[BEGIN]

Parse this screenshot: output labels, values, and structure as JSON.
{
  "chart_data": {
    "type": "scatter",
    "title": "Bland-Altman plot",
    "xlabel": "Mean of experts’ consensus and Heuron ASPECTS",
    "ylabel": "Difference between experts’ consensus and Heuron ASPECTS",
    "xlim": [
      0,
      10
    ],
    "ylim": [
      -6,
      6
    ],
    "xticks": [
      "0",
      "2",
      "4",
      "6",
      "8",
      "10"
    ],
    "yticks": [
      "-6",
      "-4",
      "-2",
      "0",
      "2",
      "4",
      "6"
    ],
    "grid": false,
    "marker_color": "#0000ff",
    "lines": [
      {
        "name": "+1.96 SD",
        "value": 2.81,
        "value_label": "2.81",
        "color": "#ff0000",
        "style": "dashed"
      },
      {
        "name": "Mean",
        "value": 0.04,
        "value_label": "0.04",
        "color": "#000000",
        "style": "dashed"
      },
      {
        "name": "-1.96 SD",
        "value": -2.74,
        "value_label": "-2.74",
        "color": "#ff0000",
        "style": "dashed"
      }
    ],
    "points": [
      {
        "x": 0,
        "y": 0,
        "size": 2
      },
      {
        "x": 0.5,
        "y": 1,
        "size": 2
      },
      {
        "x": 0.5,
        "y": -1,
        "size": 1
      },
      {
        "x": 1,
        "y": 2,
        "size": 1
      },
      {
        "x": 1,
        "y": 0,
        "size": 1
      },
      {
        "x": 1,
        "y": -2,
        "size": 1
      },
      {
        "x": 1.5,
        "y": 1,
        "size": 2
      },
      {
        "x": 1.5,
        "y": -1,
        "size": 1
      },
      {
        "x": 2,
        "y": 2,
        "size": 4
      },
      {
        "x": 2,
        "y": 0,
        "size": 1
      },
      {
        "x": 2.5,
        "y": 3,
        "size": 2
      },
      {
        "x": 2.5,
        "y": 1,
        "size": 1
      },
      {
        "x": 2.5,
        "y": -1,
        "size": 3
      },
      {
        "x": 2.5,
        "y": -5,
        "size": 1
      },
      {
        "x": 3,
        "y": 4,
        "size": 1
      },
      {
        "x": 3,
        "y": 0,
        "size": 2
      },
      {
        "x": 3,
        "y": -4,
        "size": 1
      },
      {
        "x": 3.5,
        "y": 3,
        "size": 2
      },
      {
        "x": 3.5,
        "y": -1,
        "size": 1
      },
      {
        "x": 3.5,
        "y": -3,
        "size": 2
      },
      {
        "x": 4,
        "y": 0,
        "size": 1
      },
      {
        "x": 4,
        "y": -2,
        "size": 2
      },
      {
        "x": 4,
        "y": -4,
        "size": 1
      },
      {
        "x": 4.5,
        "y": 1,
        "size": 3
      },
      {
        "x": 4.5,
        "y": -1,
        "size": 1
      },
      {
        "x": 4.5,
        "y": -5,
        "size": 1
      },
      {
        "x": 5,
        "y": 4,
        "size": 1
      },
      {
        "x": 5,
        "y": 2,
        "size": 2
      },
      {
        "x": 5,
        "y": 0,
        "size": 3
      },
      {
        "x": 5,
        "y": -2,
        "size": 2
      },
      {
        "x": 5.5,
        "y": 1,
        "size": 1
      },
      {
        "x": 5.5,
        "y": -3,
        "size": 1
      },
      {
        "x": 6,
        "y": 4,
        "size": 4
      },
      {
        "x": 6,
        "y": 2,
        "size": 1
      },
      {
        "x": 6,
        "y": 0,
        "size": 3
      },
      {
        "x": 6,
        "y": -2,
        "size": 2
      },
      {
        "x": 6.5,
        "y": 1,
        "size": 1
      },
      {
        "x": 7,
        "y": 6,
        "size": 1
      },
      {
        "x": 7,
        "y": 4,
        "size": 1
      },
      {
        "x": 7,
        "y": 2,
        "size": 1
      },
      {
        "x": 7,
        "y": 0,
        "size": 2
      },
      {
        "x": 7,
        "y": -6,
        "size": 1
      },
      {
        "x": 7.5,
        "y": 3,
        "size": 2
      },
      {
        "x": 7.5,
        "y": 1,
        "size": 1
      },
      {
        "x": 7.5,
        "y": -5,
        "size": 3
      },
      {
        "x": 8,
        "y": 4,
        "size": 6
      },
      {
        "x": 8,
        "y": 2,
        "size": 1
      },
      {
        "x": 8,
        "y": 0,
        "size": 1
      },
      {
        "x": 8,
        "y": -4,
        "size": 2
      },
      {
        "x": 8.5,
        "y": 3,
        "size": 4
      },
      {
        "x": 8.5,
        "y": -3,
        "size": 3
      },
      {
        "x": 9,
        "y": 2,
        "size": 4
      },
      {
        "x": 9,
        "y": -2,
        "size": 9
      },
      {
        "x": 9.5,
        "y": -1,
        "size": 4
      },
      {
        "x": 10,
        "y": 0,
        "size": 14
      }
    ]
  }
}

[END]

Task prompt. Say how many lines of the material contain the word "Heuron", with no other text.

Result for this task. 2